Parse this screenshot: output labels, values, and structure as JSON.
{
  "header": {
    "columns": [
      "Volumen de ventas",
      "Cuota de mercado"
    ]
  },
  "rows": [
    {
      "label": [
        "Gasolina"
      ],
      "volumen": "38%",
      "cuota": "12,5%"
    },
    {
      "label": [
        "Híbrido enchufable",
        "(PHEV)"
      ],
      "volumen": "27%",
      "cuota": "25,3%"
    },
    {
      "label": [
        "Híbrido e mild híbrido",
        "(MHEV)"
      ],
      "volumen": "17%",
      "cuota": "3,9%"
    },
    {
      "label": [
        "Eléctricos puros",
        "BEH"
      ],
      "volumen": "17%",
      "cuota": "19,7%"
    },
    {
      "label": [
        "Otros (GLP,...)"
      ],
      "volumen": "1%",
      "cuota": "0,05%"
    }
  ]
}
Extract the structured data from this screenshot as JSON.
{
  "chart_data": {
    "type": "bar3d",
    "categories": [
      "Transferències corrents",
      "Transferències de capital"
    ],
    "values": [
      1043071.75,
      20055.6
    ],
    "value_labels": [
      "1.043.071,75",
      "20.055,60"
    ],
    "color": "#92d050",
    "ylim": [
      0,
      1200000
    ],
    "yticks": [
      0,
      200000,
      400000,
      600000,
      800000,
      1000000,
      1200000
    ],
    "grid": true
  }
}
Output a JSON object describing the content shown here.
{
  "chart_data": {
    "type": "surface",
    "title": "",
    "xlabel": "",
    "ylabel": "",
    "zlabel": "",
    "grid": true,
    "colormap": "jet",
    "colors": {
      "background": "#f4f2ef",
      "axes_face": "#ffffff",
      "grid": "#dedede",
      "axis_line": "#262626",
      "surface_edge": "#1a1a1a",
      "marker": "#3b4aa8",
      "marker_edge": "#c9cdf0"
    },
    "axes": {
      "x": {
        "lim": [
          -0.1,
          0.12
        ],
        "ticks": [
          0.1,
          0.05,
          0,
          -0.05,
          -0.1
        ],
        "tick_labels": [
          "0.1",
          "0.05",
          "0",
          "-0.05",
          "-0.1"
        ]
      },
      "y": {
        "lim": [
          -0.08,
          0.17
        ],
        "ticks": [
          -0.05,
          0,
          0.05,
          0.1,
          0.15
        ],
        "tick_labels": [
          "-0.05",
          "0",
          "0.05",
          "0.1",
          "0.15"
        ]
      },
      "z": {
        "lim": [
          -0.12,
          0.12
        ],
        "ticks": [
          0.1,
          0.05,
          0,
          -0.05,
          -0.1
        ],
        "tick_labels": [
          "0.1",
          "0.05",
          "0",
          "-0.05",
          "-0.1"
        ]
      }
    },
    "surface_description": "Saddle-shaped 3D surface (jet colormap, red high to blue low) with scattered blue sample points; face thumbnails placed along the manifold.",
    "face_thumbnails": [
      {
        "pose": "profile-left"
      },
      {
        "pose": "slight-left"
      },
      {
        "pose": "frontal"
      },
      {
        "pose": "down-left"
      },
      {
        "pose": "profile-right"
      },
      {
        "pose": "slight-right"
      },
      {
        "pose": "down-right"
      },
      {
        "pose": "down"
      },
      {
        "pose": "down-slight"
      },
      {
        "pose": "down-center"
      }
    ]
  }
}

WRITTEN TASK: Reproduce the data in its entirety, matching each character.

RESPONSE:
Parse this screenshot: output labels, values, and structure as JSON.
{
  "header": {
    "columns": [
      "Volumen de ventas",
      "Cuota de mercado"
    ]
  },
  "rows": [
    {
      "label": [
        "Gasolina"
      ],
      "volumen": "38%",
      "cuota": "12,5%"
    },
    {
      "label": [
        "Híbrido enchufable",
        "(PHEV)"
      ],
      "volumen": "27%",
      "cuota": "25,3%"
    },
    {
      "label": [
        "Híbrido e mild híbrido",
        "(MHEV)"
      ],
      "volumen": "17%",
      "cuota": "3,9%"
    },
    {
      "label": [
        "Eléctricos puros",
        "BEH"
      ],
      "volumen": "17%",
      "cuota": "19,7%"
    },
    {
      "label": [
        "Otros (GLP,...)"
      ],
      "volumen": "1%",
      "cuota": "0,05%"
    }
  ]
}
Extract the structured data from this screenshot as JSON.
{
  "chart_data": {
    "type": "bar3d",
    "categories": [
      "Transferències corrents",
      "Transferències de capital"
    ],
    "values": [
      1043071.75,
      20055.6
    ],
    "value_labels": [
      "1.043.071,75",
      "20.055,60"
    ],
    "color": "#92d050",
    "ylim": [
      0,
      1200000
    ],
    "yticks": [
      0,
      200000,
      400000,
      600000,
      800000,
      1000000,
      1200000
    ],
    "grid": true
  }
}
Output a JSON object describing the content shown here.
{
  "chart_data": {
    "type": "surface",
    "title": "",
    "xlabel": "",
    "ylabel": "",
    "zlabel": "",
    "grid": true,
    "colormap": "jet",
    "colors": {
      "background": "#f4f2ef",
      "axes_face": "#ffffff",
      "grid": "#dedede",
      "axis_line": "#262626",
      "surface_edge": "#1a1a1a",
      "marker": "#3b4aa8",
      "marker_edge": "#c9cdf0"
    },
    "axes": {
      "x": {
        "lim": [
          -0.1,
          0.12
        ],
        "ticks": [
          0.1,
          0.05,
          0,
          -0.05,
          -0.1
        ],
        "tick_labels": [
          "0.1",
          "0.05",
          "0",
          "-0.05",
          "-0.1"
        ]
      },
      "y": {
        "lim": [
          -0.08,
          0.17
        ],
        "ticks": [
          -0.05,
          0,
          0.05,
          0.1,
          0.15
        ],
        "tick_labels": [
          "-0.05",
          "0",
          "0.05",
          "0.1",
          "0.15"
        ]
      },
      "z": {
        "lim": [
          -0.12,
          0.12
        ],
        "ticks": [
          0.1,
          0.05,
          0,
          -0.05,
          -0.1
        ],
        "tick_labels": [
          "0.1",
          "0.05",
          "0",
          "-0.05",
          "-0.1"
        ]
      }
    },
    "surface_description": "Saddle-shaped 3D surface (jet colormap, red high to blue low) with scattered blue sample points; face thumbnails placed along the manifold.",
    "face_thumbnails": [
      {
        "pose": "profile-left"
      },
      {
        "pose": "slight-left"
      },
      {
        "pose": "frontal"
      },
      {
        "pose": "down-left"
      },
      {
        "pose": "profile-right"
      },
      {
        "pose": "slight-right"
      },
      {
        "pose": "down-right"
      },
      {
        "pose": "down"
      },
      {
        "pose": "down-slight"
      },
      {
        "pose": "down-center"
      }
    ]
  }
}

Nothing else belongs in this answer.